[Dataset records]
....................

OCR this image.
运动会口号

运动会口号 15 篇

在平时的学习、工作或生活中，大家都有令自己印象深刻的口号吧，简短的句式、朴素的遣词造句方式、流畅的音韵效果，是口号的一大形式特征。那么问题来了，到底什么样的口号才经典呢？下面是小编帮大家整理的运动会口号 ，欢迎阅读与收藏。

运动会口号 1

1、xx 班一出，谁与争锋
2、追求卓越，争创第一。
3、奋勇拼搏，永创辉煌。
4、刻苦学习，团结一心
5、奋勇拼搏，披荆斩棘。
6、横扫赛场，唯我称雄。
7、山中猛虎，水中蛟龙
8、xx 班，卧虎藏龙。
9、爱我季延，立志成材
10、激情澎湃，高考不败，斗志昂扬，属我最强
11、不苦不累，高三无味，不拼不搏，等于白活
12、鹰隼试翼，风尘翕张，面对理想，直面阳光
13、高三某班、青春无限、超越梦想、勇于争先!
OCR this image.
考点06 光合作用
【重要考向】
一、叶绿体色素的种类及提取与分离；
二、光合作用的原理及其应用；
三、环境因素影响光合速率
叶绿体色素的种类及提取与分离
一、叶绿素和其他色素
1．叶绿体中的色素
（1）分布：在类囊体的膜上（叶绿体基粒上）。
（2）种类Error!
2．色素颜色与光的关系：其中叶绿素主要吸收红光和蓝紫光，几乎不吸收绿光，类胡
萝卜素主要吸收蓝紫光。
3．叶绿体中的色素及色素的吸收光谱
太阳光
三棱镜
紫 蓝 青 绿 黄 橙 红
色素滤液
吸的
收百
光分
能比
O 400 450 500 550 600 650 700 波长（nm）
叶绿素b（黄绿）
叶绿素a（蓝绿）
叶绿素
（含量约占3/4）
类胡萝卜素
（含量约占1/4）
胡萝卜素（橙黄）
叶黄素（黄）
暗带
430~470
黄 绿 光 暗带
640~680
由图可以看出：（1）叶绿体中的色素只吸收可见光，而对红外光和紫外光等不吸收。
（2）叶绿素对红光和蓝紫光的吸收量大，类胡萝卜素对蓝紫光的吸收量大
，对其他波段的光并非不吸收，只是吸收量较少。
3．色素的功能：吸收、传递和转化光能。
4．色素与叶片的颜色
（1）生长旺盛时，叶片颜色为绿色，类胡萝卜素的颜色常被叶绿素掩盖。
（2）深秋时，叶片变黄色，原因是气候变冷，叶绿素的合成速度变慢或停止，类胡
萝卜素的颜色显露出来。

....................

→ Given instruction
Output the listing above word for word.

→ Worked answer
OCR this image.
运动会口号

运动会口号 15 篇

在平时的学习、工作或生活中，大家都有令自己印象深刻的口号吧，简短的句式、朴素的遣词造句方式、流畅的音韵效果，是口号的一大形式特征。那么问题来了，到底什么样的口号才经典呢？下面是小编帮大家整理的运动会口号 ，欢迎阅读与收藏。

运动会口号 1

1、xx 班一出，谁与争锋
2、追求卓越，争创第一。
3、奋勇拼搏，永创辉煌。
4、刻苦学习，团结一心
5、奋勇拼搏，披荆斩棘。
6、横扫赛场，唯我称雄。
7、山中猛虎，水中蛟龙
8、xx 班，卧虎藏龙。
9、爱我季延，立志成材
10、激情澎湃，高考不败，斗志昂扬，属我最强
11、不苦不累，高三无味，不拼不搏，等于白活
12、鹰隼试翼，风尘翕张，面对理想，直面阳光
13、高三某班、青春无限、超越梦想、勇于争先!
OCR this image.
考点06 光合作用
【重要考向】
一、叶绿体色素的种类及提取与分离；
二、光合作用的原理及其应用；
三、环境因素影响光合速率
叶绿体色素的种类及提取与分离
一、叶绿素和其他色素
1．叶绿体中的色素
（1）分布：在类囊体的膜上（叶绿体基粒上）。
（2）种类Error!
2．色素颜色与光的关系：其中叶绿素主要吸收红光和蓝紫光，几乎不吸收绿光，类胡
萝卜素主要吸收蓝紫光。
3．叶绿体中的色素及色素的吸收光谱
太阳光
三棱镜
紫 蓝 青 绿 黄 橙 红
色素滤液
吸的
收百
光分
能比
O 400 450 500 550 600 650 700 波长（nm）
叶绿素b（黄绿）
叶绿素a（蓝绿）
叶绿素
（含量约占3/4）
类胡萝卜素
（含量约占1/4）
胡萝卜素（橙黄）
叶黄素（黄）
暗带
430~470
黄 绿 光 暗带
640~680
由图可以看出：（1）叶绿体中的色素只吸收可见光，而对红外光和紫外光等不吸收。
（2）叶绿素对红光和蓝紫光的吸收量大，类胡萝卜素对蓝紫光的吸收量大
，对其他波段的光并非不吸收，只是吸收量较少。
3．色素的功能：吸收、传递和转化光能。
4．色素与叶片的颜色
（1）生长旺盛时，叶片颜色为绿色，类胡萝卜素的颜色常被叶绿素掩盖。
（2）深秋时，叶片变黄色，原因是气候变冷，叶绿素的合成速度变慢或停止，类胡
萝卜素的颜色显露出来。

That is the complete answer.